[Text block]
★ ★ ★ ★

A Resource Guide to Terminology and Copyright (US-EU)

copyright lindoSince I am no expert in legal issues and the recommendation ALWAYS is that you seek the advice of a lawyer, I will not try to reinvent the wheel today. Rather than giving definitions I want to share very useful resources that I will be including under the Section Terminology 101 for future reference.

I want to point to two very important resources for the EU that, in addition, refer specifically to terminology databases.

  • Studies on Translation and Multilingualism: Translation and Intellectual Property Rights”. (See 7 below) is a recent (free) publication by the European Commission. Chapter 7 is divided into Section 1 “The protection of translation tools by database rights” that includes a description of (i) international protection of compilations of databases and (ii) the protection of databases in the European Union; Section 2 “Copyright protection of databases in the European Union” that includes a description of the (i) conditions of protection, (ii) ownership, (iii) exclusive rights, and (iv) exceptions; Section 3 “Sui Generis protection of databases in the European Union” that includes a description of the (i) conditions giving rise to the Sui Generis rights, (ii) the rights of the database maker, (iii) the rights and obligations of the “lawful users”, and (iv) the exceptions to the Sui Generis right; and, lastly, Section 4 “Ownership issues relating to translation databases” which describes the protection provided to the source document, the translation, the original database, the database whether original or not, and the subsequent translations.

★ ★ ★ ★

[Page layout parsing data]
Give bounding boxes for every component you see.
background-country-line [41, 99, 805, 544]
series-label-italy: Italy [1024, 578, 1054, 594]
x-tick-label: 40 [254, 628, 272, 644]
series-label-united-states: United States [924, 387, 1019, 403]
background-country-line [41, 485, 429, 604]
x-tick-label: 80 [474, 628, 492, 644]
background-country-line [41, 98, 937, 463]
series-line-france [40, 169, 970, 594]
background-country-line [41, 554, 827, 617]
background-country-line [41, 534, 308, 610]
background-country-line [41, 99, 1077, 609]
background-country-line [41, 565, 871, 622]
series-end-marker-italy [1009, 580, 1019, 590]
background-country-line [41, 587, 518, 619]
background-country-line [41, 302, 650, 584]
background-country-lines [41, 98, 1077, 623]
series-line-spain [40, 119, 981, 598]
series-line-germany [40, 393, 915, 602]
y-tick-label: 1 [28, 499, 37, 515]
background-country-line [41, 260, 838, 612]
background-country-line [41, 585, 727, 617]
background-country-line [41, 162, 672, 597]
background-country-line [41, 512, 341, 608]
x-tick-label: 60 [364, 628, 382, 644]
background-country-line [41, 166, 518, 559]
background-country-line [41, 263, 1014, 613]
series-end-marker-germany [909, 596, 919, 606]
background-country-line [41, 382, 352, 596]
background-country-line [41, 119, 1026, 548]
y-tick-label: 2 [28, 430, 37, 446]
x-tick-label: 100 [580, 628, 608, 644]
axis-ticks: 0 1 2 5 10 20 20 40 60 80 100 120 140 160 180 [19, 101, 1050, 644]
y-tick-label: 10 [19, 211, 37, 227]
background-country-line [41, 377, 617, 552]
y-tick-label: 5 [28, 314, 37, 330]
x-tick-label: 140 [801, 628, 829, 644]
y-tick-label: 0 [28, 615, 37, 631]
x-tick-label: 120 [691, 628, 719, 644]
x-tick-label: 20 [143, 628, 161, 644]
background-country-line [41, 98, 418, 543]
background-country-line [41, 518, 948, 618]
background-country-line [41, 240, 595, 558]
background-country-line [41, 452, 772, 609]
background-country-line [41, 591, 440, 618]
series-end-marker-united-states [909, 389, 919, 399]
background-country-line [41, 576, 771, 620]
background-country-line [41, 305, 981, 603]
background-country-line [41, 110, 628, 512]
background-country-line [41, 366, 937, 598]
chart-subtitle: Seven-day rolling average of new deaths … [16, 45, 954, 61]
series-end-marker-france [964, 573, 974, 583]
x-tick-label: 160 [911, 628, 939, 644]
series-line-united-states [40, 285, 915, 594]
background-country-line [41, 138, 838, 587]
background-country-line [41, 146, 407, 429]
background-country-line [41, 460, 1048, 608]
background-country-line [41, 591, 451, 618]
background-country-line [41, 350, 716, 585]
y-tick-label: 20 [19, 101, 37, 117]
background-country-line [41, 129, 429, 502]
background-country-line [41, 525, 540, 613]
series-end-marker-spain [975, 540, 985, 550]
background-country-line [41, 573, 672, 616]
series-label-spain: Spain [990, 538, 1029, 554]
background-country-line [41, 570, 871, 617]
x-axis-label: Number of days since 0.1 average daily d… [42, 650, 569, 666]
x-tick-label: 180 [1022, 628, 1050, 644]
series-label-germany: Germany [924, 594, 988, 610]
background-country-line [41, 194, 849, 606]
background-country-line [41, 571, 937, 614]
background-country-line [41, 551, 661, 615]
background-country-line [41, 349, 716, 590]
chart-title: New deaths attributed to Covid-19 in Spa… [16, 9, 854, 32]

★ ★ ★ ★

[Actions to take]
1. According to the resource guide on terminology and copyright, who published "Studies on Translation and Multilingualism: Translation and Intellectual Property Rights"?
2. Extend the resource guide on terminology and copyright from the point where it stops.

[Answers per task]
1. The European Commission

2.
  • An overview on copyright questions with regard to terminology (see 3 below) is a section that forms part of the “Collection of Pan-European Terminology Resources through Co-operation of Terminology Institutions”, published by EuroTermBank in 2006. Although not as updated as the previous one, it is a 50-page document full of very useful information on all the basics on terminology copyright including annexes on model agreements, a glossary and a Code of Good Practice for Copyright in Terminology.

 

The two sources above will give you all the basics on copyright related to terminology, and for the US (although more focused on database than terminology) two easy to understand sites that I’ve found are source 1 below “A brief into copyright” which gives you the basics and links to lots of details, and source 2 “Database protection in the US” a website by Ius Mentis, which also explains briefly how it differs from EU legislation.

Readings on copyright:

  1. Guide to Terminology Agreements, by Christian Galinski and Jürgen W. Goebel (TermNet 1996).
  2. A brief intro to copyright, a blog post by Brad Templeton (on US copyright).
  3. Database protection in the US. Ius Mentis webpage.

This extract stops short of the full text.